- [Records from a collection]
___

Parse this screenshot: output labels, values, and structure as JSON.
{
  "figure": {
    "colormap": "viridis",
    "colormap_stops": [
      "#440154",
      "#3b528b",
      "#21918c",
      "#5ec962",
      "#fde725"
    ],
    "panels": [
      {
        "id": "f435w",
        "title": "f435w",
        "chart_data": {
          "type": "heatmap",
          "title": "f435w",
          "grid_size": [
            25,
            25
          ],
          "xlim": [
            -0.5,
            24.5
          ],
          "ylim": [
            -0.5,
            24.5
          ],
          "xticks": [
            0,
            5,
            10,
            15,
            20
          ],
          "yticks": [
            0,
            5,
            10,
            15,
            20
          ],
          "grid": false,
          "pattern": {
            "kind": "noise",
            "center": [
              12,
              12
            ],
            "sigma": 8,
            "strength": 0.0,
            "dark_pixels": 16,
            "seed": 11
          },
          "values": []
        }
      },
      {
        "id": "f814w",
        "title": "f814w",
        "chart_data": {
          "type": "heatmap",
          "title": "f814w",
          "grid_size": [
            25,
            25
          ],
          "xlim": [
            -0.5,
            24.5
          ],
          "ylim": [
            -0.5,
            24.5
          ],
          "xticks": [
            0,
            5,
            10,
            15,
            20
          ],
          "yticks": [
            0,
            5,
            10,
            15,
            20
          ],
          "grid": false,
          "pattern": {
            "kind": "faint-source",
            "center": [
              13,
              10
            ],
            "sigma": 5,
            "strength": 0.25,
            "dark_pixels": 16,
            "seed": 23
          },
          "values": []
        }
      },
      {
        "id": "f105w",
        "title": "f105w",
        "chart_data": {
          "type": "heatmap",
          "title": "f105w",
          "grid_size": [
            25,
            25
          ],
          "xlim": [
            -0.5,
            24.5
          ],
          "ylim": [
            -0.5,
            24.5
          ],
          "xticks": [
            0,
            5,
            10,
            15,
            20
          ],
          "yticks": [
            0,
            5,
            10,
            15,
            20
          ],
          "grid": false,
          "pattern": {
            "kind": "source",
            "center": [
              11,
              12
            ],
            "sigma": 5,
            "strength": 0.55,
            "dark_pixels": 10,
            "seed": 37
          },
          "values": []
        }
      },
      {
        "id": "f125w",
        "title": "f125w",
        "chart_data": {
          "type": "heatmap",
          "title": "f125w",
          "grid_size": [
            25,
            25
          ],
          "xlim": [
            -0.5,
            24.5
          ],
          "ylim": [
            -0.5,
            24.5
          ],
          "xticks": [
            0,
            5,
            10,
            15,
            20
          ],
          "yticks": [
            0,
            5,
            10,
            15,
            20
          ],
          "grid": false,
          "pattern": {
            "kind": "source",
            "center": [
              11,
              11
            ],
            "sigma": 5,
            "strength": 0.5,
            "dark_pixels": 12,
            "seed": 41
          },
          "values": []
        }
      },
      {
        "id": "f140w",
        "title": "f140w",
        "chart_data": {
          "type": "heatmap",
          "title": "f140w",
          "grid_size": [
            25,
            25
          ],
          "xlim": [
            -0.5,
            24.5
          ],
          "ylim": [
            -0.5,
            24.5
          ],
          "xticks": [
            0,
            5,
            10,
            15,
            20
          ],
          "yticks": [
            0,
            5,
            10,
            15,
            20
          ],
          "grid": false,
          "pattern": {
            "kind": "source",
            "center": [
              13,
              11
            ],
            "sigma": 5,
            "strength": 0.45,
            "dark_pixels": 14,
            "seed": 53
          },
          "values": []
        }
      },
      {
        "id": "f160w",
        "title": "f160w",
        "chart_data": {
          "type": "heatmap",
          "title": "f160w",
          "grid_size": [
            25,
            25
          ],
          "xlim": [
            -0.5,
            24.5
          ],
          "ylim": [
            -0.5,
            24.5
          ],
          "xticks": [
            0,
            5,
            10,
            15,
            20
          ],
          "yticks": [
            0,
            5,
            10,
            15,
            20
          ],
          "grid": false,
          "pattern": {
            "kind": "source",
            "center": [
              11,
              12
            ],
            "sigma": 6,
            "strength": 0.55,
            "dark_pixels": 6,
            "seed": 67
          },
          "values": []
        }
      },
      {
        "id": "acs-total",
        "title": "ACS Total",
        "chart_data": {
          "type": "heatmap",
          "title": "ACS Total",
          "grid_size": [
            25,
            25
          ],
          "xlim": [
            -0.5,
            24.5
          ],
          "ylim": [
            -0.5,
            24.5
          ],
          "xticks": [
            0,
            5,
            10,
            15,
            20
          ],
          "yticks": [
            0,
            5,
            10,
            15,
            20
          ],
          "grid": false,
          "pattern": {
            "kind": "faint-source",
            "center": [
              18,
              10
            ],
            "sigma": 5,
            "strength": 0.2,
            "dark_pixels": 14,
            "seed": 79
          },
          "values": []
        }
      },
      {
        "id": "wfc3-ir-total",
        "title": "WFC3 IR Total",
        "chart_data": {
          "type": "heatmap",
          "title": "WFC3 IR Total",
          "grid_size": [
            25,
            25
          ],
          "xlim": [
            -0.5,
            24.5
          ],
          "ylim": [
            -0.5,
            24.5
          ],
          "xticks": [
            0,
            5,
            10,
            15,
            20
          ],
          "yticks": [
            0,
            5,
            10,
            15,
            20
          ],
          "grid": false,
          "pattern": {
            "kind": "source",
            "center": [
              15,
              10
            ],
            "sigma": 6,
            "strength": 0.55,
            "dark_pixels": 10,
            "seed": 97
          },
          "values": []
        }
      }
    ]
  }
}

___

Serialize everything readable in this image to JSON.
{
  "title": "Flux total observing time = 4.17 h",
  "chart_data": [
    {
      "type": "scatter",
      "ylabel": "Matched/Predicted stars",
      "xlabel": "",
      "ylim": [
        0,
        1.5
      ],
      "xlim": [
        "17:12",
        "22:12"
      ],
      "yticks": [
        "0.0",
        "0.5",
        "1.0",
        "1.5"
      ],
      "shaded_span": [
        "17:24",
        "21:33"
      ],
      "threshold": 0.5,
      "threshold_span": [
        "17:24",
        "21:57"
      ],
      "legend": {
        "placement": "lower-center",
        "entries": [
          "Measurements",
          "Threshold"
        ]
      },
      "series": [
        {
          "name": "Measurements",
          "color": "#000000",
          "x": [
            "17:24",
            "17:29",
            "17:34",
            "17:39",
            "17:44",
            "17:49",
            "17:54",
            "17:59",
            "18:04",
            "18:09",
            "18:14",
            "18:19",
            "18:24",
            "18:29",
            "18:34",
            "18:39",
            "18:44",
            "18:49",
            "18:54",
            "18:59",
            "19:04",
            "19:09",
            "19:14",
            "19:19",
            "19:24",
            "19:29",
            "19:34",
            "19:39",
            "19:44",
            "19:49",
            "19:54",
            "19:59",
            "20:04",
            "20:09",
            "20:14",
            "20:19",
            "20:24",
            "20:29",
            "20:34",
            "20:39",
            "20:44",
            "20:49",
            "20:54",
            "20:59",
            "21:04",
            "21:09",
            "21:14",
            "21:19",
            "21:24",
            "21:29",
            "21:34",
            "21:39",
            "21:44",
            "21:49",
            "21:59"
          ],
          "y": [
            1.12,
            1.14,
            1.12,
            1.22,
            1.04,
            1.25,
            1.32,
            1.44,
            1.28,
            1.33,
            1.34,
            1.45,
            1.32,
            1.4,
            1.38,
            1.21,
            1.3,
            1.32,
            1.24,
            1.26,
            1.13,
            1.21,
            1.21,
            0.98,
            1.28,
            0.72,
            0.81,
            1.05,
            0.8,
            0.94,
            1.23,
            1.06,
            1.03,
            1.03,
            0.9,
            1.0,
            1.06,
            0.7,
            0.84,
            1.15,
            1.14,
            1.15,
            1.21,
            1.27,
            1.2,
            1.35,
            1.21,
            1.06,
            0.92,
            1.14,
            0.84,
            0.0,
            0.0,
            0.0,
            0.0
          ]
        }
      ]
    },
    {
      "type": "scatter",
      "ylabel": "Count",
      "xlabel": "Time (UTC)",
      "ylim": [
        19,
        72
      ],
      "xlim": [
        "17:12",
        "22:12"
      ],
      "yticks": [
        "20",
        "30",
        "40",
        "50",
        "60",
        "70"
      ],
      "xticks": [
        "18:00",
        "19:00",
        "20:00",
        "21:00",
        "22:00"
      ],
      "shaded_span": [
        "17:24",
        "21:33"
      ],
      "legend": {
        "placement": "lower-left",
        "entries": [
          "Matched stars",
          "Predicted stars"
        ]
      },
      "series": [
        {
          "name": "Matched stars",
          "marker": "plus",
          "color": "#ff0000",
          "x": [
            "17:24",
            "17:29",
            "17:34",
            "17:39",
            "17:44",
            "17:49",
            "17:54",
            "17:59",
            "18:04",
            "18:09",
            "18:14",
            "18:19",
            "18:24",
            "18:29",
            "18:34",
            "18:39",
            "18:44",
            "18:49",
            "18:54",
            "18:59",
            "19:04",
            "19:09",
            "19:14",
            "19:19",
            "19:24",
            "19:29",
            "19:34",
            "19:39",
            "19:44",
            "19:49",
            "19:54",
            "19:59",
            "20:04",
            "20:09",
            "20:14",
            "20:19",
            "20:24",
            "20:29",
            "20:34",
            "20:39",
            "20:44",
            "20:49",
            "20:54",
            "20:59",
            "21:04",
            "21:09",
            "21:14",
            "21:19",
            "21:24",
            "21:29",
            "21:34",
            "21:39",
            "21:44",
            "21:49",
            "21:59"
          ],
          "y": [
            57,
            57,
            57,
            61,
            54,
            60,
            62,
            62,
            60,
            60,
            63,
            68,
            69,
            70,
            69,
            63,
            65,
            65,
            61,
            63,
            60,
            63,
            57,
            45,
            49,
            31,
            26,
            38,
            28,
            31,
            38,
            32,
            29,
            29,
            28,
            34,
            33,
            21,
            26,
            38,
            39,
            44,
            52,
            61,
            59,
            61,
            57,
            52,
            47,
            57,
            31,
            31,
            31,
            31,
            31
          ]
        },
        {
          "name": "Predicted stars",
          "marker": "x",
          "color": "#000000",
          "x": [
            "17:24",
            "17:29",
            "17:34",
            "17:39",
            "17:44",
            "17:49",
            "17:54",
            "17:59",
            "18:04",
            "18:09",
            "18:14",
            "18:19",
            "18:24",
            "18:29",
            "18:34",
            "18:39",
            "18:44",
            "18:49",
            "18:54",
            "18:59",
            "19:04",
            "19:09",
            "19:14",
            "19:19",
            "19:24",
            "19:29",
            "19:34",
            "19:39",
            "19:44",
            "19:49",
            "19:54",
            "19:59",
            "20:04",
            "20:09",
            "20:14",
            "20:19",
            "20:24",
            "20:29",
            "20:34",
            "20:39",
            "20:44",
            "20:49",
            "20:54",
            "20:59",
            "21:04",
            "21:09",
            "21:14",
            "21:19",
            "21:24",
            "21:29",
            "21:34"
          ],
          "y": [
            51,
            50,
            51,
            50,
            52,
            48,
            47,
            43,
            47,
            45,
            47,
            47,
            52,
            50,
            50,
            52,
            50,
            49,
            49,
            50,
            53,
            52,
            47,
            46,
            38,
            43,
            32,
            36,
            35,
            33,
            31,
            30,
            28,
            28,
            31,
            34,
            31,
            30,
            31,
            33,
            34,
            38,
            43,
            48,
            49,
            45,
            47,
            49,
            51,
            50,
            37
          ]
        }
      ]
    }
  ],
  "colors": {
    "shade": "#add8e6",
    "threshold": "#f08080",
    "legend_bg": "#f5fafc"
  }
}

___

- [Problem to solve] Report how many lines of the entries hold the word "Matched". Nothing else is needed.

- [Task response] 3